Pick each line containing the word "wirkte" out of the data below.

[[ Extracted material, beginning ]]

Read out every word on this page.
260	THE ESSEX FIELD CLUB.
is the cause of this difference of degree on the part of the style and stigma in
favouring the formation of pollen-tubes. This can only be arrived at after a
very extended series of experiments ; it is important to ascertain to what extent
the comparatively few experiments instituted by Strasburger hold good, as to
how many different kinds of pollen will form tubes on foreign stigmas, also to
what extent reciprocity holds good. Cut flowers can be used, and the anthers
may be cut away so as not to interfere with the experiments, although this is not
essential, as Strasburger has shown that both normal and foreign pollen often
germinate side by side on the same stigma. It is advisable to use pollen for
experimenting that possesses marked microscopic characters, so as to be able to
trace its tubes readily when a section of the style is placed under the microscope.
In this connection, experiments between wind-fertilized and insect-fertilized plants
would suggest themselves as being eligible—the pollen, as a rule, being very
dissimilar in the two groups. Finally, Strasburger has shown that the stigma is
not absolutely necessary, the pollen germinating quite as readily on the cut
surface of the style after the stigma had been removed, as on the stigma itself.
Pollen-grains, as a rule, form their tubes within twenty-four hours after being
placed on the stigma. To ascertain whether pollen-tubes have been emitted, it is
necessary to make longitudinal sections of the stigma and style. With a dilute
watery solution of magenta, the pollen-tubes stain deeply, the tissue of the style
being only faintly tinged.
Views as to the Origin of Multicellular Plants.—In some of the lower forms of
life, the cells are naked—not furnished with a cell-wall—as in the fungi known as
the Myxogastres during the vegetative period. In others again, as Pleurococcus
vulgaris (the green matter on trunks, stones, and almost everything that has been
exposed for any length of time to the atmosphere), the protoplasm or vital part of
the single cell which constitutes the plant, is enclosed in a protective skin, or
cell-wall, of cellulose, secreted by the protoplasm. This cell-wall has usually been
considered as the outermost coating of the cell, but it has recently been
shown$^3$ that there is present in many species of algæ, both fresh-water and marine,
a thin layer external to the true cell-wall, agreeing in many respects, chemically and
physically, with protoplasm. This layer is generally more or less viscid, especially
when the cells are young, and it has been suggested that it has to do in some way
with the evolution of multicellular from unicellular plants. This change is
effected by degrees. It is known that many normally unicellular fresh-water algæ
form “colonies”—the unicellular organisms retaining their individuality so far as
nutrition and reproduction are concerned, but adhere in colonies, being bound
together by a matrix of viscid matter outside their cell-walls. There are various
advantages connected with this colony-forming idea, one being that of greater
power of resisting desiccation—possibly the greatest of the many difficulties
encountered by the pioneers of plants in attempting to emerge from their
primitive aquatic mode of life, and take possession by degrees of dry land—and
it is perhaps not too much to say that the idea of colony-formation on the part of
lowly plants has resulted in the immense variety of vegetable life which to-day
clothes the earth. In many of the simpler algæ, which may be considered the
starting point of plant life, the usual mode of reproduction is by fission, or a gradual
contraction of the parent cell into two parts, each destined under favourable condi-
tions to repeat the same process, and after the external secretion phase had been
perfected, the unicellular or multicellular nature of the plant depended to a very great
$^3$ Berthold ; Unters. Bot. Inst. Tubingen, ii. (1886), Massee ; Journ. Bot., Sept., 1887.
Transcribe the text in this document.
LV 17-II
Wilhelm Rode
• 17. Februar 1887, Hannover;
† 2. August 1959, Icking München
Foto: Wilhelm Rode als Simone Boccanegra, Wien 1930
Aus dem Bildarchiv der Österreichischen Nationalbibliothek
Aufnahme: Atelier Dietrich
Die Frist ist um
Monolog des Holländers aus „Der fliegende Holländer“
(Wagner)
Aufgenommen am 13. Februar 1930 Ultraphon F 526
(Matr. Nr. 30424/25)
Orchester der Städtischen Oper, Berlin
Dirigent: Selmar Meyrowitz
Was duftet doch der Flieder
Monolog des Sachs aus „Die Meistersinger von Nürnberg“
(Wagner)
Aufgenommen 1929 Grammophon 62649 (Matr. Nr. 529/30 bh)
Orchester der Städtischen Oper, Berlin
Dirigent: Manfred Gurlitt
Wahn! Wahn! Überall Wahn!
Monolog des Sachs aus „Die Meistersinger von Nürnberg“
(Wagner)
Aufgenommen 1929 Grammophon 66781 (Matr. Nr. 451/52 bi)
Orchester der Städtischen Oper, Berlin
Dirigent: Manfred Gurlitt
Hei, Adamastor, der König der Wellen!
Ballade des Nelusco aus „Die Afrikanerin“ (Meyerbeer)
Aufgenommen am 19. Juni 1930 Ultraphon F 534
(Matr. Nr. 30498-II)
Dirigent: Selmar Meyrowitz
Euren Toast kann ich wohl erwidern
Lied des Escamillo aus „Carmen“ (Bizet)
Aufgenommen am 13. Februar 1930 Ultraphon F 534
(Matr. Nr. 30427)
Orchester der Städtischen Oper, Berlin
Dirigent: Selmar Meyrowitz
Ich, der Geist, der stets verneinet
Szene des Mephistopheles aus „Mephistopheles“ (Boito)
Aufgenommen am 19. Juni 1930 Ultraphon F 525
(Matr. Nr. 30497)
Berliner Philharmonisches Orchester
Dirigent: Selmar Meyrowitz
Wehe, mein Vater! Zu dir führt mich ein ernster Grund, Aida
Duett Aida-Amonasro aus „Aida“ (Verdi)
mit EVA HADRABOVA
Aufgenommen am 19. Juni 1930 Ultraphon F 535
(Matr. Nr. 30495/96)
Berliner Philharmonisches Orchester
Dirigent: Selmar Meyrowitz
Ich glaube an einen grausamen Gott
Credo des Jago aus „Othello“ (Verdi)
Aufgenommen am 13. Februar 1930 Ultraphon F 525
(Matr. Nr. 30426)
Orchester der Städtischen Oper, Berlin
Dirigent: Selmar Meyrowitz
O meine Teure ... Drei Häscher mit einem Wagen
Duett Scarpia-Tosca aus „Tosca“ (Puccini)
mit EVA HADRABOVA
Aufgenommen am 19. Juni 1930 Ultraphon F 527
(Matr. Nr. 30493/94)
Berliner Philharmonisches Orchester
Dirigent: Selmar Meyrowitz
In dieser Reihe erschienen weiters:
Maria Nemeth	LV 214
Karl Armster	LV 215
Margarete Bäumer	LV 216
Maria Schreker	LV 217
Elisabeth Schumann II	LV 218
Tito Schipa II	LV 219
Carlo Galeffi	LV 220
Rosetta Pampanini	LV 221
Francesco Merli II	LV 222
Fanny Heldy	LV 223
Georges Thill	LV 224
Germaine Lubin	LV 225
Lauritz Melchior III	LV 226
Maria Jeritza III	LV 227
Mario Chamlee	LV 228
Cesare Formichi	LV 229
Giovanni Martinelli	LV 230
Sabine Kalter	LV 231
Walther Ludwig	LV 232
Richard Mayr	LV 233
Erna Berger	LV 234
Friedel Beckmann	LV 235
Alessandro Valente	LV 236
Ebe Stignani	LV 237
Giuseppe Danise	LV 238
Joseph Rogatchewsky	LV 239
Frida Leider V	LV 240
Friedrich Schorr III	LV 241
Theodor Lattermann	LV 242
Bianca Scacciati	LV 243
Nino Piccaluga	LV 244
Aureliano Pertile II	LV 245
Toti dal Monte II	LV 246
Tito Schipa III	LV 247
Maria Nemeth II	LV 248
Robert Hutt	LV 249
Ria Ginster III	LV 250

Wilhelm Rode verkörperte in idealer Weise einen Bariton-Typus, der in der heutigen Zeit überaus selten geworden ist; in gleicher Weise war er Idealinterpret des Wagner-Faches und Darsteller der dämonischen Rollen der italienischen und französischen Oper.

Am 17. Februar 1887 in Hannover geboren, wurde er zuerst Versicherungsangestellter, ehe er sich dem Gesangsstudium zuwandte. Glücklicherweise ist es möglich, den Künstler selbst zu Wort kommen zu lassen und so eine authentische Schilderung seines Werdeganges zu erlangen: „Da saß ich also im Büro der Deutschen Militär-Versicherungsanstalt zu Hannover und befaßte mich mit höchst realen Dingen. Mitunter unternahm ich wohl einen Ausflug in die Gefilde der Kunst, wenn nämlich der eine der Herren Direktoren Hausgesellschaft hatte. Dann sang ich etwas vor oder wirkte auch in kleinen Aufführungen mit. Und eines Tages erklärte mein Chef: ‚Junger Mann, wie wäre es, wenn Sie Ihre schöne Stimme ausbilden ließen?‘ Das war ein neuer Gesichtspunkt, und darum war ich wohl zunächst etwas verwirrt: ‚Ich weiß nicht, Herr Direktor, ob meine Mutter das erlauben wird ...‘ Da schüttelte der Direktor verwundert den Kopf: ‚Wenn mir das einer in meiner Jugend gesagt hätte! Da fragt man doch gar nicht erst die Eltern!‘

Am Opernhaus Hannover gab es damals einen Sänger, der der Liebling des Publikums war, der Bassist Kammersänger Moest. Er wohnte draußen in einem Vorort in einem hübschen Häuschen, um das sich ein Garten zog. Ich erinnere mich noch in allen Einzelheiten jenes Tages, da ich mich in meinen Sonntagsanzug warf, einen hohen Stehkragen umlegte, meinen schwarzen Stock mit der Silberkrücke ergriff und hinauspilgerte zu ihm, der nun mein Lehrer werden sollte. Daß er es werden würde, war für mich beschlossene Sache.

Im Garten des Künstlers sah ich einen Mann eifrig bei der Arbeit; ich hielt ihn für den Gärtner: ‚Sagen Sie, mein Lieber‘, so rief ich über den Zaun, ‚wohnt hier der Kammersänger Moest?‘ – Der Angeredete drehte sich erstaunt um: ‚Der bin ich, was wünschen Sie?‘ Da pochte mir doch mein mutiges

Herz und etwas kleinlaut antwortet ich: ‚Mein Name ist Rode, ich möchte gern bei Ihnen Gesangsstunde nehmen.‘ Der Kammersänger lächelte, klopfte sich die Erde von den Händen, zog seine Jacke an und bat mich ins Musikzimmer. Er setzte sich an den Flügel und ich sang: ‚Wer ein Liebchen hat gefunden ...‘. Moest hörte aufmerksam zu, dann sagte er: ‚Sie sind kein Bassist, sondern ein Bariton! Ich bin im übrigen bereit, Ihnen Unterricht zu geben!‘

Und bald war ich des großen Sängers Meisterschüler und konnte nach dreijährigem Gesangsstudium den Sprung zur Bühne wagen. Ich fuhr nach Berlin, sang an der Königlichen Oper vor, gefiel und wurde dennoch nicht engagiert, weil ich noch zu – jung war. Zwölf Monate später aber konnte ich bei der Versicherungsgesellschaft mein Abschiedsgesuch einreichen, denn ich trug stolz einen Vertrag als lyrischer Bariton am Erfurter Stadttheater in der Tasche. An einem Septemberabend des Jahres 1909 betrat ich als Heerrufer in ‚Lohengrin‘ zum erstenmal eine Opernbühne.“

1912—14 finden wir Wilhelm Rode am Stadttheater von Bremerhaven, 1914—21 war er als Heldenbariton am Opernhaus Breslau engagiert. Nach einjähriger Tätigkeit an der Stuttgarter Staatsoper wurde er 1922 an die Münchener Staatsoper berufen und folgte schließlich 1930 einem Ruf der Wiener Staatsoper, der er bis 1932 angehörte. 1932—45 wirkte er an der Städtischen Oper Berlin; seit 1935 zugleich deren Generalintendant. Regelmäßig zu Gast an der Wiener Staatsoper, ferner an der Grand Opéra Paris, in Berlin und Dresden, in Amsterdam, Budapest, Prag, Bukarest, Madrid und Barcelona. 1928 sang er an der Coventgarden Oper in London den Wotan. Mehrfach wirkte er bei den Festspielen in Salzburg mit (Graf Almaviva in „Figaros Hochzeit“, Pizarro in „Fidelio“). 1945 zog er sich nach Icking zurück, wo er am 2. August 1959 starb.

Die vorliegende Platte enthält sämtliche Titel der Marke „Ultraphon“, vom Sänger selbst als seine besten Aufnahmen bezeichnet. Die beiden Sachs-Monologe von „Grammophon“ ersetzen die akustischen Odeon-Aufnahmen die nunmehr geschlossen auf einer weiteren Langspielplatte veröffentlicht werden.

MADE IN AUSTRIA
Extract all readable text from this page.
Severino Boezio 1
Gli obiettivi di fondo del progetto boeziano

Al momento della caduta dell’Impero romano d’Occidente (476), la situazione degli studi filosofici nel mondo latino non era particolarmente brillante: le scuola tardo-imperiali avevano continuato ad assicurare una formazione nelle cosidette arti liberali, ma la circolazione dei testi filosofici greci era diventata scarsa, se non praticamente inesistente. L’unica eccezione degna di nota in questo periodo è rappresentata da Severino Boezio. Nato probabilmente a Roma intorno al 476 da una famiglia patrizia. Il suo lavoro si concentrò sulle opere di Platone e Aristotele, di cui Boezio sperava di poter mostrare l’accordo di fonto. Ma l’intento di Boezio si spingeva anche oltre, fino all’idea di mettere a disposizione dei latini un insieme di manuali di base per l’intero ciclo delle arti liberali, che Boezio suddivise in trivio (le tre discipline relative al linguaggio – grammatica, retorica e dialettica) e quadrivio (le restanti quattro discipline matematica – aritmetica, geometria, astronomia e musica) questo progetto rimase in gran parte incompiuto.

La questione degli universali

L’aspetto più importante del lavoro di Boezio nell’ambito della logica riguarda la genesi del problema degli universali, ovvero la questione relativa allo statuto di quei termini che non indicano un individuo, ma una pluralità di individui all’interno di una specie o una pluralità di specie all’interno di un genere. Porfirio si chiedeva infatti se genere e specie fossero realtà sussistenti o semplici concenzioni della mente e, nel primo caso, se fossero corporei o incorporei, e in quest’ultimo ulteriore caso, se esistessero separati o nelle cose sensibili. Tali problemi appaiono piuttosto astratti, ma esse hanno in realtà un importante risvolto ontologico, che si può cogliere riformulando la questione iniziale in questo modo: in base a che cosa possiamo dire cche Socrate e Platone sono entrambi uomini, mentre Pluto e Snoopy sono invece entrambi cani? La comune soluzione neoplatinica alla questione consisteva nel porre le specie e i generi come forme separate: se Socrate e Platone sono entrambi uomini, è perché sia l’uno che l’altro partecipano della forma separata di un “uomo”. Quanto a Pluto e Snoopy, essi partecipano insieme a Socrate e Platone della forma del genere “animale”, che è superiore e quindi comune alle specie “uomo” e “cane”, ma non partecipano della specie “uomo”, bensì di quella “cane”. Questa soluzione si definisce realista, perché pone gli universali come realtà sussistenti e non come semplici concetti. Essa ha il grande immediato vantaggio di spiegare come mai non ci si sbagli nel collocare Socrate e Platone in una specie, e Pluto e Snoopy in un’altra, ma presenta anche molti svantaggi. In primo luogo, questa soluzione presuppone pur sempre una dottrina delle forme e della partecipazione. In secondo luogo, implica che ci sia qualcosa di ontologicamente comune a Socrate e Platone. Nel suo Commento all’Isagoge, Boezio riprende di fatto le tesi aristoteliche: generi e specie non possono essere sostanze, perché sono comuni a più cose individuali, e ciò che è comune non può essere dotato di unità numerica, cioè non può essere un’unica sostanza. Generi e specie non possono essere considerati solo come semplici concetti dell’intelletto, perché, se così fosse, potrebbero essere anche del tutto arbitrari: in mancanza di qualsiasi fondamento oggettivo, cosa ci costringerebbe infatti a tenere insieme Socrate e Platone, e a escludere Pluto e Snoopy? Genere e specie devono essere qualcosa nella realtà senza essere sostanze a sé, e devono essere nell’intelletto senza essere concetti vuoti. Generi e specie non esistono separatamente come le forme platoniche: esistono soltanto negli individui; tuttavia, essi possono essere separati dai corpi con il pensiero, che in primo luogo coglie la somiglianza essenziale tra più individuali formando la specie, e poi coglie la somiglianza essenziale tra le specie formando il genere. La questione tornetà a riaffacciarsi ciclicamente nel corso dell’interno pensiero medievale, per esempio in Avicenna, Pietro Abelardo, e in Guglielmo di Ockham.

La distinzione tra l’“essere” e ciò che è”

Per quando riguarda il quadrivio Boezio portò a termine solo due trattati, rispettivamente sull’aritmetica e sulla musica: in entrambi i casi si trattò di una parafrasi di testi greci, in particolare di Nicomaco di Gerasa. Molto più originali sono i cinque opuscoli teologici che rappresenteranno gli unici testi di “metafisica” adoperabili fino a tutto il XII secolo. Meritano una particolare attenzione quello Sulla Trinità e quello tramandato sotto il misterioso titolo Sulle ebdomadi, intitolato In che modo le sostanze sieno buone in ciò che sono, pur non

[[ Extracted material, end ]]

▶ _Solution below_:
Am 17. Februar 1887 in Hannover geboren, wurde er zuerst Versicherungsangestellter, ehe er sich dem Gesangsstudium zuwandte. Glücklicherweise ist es möglich, den Künstler selbst zu Wort kommen zu lassen und so eine authentische Schilderung seines Werdeganges zu erlangen: „Da saß ich also im Büro der Deutschen Militär-Versicherungsanstalt zu Hannover und befaßte mich mit höchst realen Dingen. Mitunter unternahm ich wohl einen Ausflug in die Gefilde der Kunst, wenn nämlich der eine der Herren Direktoren Hausgesellschaft hatte. Dann sang ich etwas vor oder wirkte auch in kleinen Aufführungen mit. Und eines Tages erklärte mein Chef: ‚Junger Mann, wie wäre es, wenn Sie Ihre schöne Stimme ausbilden ließen?‘ Das war ein neuer Gesichtspunkt, und darum war ich wohl zunächst etwas verwirrt: ‚Ich weiß nicht, Herr Direktor, ob meine Mutter das erlauben wird ...‘ Da schüttelte der Direktor verwundert den Kopf: ‚Wenn mir das einer in meiner Jugend gesagt hätte! Da fragt man doch gar nicht erst die Eltern!‘
1912—14 finden wir Wilhelm Rode am Stadttheater von Bremerhaven, 1914—21 war er als Heldenbariton am Opernhaus Breslau engagiert. Nach einjähriger Tätigkeit an der Stuttgarter Staatsoper wurde er 1922 an die Münchener Staatsoper berufen und folgte schließlich 1930 einem Ruf der Wiener Staatsoper, der er bis 1932 angehörte. 1932—45 wirkte er an der Städtischen Oper Berlin; seit 1935 zugleich deren Generalintendant. Regelmäßig zu Gast an der Wiener Staatsoper, ferner an der Grand Opéra Paris, in Berlin und Dresden, in Amsterdam, Budapest, Prag, Bukarest, Madrid und Barcelona. 1928 sang er an der Coventgarden Oper in London den Wotan. Mehrfach wirkte er bei den Festspielen in Salzburg mit (Graf Almaviva in „Figaros Hochzeit“, Pizarro in „Fidelio“). 1945 zog er sich nach Icking zurück, wo er am 2. August 1959 starb.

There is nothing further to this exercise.